## SUPPLIED INFORMATION
+ + + + + + +

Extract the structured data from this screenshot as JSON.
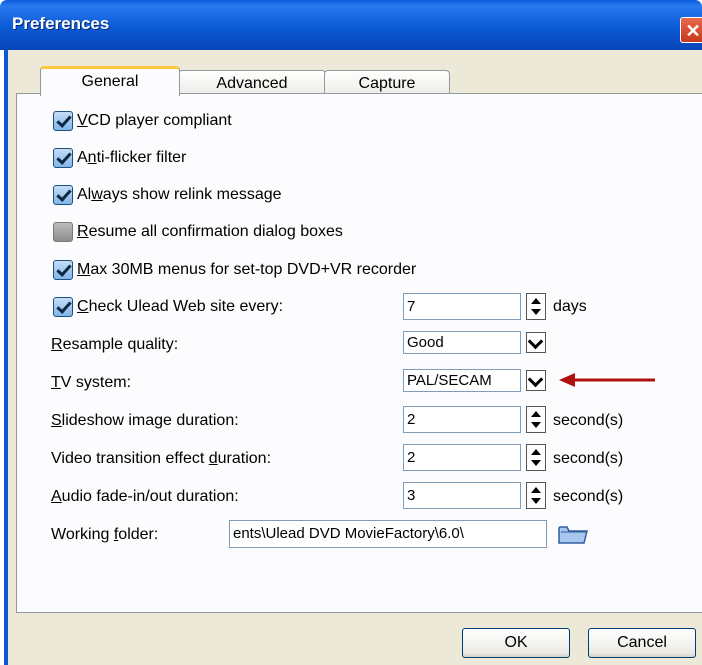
{
  "window": {
    "title": "Preferences",
    "close_glyph": "✕"
  },
  "tabs": [
    {
      "label": "General",
      "active": true
    },
    {
      "label": "Advanced",
      "active": false
    },
    {
      "label": "Capture",
      "active": false
    }
  ],
  "options": {
    "vcd": {
      "pre": "",
      "mn": "V",
      "post": "CD player compliant",
      "checked": true
    },
    "antiflicker": {
      "pre": "A",
      "mn": "n",
      "post": "ti-flicker filter",
      "checked": true
    },
    "relink": {
      "pre": "Al",
      "mn": "w",
      "post": "ays show relink message",
      "checked": true
    },
    "resume": {
      "pre": "",
      "mn": "R",
      "post": "esume all confirmation dialog boxes",
      "checked": false
    },
    "max30": {
      "pre": "",
      "mn": "M",
      "post": "ax 30MB menus for set-top DVD+VR recorder",
      "checked": true
    },
    "check_ulead": {
      "pre": "",
      "mn": "C",
      "post": "heck Ulead Web site every:",
      "checked": true,
      "value": "7",
      "unit": "days"
    }
  },
  "resample": {
    "pre": "",
    "mn": "R",
    "post": "esample quality:",
    "value": "Good"
  },
  "tv": {
    "pre": "",
    "mn": "T",
    "post": "V system:",
    "value": "PAL/SECAM"
  },
  "slideshow": {
    "pre": "",
    "mn": "S",
    "post": "lideshow image duration:",
    "value": "2",
    "unit": "second(s)"
  },
  "transition": {
    "pre": "Video transition effect ",
    "mn": "d",
    "post": "uration:",
    "value": "2",
    "unit": "second(s)"
  },
  "fade": {
    "pre": "",
    "mn": "A",
    "post": "udio fade-in/out duration:",
    "value": "3",
    "unit": "second(s)"
  },
  "folder": {
    "pre": "Working ",
    "mn": "f",
    "post": "older:",
    "value": "ents\\Ulead DVD MovieFactory\\6.0\\"
  },
  "buttons": {
    "ok": "OK",
    "cancel": "Cancel"
  },
  "colors": {
    "titlebar": "#0b5ad6",
    "arrow": "#b01010",
    "dialog_bg": "#ece9d8"
  }
}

+ + + + + + +

## TASK DETAILS
Check each line of the records for the word "value" and extract those that contain it.

## ANSWER TO THIS TASK
      "value": "7",
    "value": "Good"
    "value": "PAL/SECAM"
    "value": "2",
    "value": "2",
    "value": "3",
    "value": "ents\\Ulead DVD MovieFactory\\6.0\\"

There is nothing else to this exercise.